- Church: Episcopal Church
- Diocese: Utah
- In office: 1986–1996
- Predecessor: E. Otis Charles
- Successor: Carolyn Tanner Irish

Orders
- Ordination: 1959
- Consecration: 25 October 1986

Personal details
- Born: August 11, 1933 Binghamton, New York, United States
- Died: March 30, 1999 (aged 65) Medford, Oregon, United States
- Spouse: Sue Bates
- Children: 2

= George E. Bates (bishop) =

George Edmond Bates (11 August 1933 – 30 March 1999) was bishop of the Episcopal Diocese of Utah from 1986 to 1996.

==Biography==
He was born in Binghamton, New York on August 11, 1933. He received his bachelor's degree from Dartmouth College and his Master of Divinity degree from the Episcopal Theological School in Cambridge, Massachusetts. He was ordained to the diaconate in June 1958 and to the priesthood in 1959. In 1986 he was elected as the ninth bishop of Utah and was consecrated on October 25. He retired his post in June 1996 and was succeeded by the Rt. Rev. Carolyn Tanner Irish.

Bates died of cancer on March 30, 1999, in Medford, Oregon.

Problems and tasks:
**a)** Reproduce the article on George E. Bates word for word, from "Personal details" to "1986 to 1996.".
**b)** According to the article on George E. Bates, which institution awarded him his Master of Divinity degree?
The listing has no connection to the article on George E. Bates.

Excerpted records:
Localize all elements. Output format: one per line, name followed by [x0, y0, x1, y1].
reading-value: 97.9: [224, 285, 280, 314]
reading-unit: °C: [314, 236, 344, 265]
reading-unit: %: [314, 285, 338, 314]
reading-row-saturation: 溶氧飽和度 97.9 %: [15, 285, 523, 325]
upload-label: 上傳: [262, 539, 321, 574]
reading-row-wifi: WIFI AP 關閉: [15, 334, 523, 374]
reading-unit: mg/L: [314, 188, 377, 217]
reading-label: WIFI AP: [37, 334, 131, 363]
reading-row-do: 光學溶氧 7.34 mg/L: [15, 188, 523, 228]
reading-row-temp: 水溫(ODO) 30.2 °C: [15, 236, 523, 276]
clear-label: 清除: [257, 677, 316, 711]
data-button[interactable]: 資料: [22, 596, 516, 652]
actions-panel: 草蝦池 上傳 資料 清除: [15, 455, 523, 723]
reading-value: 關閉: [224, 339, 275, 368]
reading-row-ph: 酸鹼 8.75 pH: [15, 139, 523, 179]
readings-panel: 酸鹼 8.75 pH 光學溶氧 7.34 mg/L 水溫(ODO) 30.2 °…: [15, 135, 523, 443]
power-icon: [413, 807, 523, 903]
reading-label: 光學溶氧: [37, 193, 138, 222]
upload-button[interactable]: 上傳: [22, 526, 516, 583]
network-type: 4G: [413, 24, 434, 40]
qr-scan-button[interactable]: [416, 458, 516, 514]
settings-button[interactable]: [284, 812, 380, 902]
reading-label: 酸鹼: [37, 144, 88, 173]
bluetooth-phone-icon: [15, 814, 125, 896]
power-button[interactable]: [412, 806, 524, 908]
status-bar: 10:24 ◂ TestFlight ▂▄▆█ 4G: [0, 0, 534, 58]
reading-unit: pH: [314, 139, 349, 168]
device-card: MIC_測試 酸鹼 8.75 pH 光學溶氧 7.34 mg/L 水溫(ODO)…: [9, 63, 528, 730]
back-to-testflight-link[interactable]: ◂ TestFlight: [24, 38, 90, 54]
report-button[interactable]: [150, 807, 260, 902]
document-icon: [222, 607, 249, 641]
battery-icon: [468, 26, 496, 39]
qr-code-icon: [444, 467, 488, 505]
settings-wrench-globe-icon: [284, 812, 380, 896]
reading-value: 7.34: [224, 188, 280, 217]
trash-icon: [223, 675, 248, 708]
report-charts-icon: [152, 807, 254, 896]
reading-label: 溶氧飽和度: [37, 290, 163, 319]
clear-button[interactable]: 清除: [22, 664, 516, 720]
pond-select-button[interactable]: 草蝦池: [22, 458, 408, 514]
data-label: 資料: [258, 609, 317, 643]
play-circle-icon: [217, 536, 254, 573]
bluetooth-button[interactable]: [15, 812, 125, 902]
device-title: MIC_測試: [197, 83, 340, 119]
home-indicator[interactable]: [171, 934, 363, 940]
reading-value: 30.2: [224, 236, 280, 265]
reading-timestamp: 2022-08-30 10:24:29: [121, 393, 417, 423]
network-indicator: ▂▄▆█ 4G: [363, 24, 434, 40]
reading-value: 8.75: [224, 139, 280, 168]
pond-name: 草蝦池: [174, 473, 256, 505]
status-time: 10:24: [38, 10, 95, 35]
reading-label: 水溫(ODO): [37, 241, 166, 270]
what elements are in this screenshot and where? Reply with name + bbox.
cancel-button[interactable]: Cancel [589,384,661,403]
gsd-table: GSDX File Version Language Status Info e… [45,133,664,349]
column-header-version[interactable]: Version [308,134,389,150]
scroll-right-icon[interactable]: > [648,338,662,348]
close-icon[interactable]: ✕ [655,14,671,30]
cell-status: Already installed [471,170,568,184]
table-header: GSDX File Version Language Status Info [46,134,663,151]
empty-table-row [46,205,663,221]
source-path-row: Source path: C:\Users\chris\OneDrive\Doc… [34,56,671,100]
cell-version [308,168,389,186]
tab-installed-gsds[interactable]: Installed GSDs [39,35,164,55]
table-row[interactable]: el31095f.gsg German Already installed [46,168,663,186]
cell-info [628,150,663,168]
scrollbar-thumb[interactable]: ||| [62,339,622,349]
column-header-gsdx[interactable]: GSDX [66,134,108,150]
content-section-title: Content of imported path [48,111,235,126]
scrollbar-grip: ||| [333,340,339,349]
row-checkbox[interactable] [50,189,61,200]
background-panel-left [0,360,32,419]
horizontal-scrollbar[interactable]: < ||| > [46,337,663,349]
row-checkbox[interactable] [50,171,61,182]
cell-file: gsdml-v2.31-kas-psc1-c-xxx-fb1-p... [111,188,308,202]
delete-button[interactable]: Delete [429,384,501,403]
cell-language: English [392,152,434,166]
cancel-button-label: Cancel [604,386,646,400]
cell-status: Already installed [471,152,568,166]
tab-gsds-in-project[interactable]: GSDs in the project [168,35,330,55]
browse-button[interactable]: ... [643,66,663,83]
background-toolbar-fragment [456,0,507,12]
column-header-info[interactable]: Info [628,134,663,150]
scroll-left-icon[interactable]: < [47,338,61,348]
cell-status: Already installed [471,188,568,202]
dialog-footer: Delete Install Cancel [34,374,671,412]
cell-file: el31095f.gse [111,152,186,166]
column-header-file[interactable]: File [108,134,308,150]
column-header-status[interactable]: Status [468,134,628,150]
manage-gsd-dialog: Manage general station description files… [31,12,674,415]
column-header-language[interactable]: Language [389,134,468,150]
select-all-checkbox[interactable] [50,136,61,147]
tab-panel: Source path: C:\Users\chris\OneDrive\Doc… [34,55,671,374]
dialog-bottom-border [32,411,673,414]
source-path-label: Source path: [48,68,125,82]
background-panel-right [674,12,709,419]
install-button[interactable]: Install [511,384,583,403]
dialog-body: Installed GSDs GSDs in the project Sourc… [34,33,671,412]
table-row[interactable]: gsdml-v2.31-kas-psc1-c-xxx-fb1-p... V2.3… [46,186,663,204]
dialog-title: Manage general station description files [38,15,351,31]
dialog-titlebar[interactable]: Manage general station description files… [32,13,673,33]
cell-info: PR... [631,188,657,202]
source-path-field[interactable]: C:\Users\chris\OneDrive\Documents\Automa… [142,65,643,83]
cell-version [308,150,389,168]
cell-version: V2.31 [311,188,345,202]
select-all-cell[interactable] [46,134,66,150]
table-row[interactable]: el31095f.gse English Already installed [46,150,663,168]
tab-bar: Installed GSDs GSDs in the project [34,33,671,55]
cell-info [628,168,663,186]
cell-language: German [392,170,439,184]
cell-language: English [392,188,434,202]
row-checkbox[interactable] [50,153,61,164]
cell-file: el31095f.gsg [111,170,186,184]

Results for each task:
**a)**
Personal details
- Born: August 11, 1933 Binghamton, New York, United States
- Died: March 30, 1999 (aged 65) Medford, Oregon, United States
- Spouse: Sue Bates
- Children: 2

= George E. Bates (bishop) =

George Edmond Bates (11 August 1933 – 30 March 1999) was bishop of the Episcopal Diocese of Utah from 1986 to 1996.

**b)** The Episcopal Theological School in Cambridge, Massachusetts.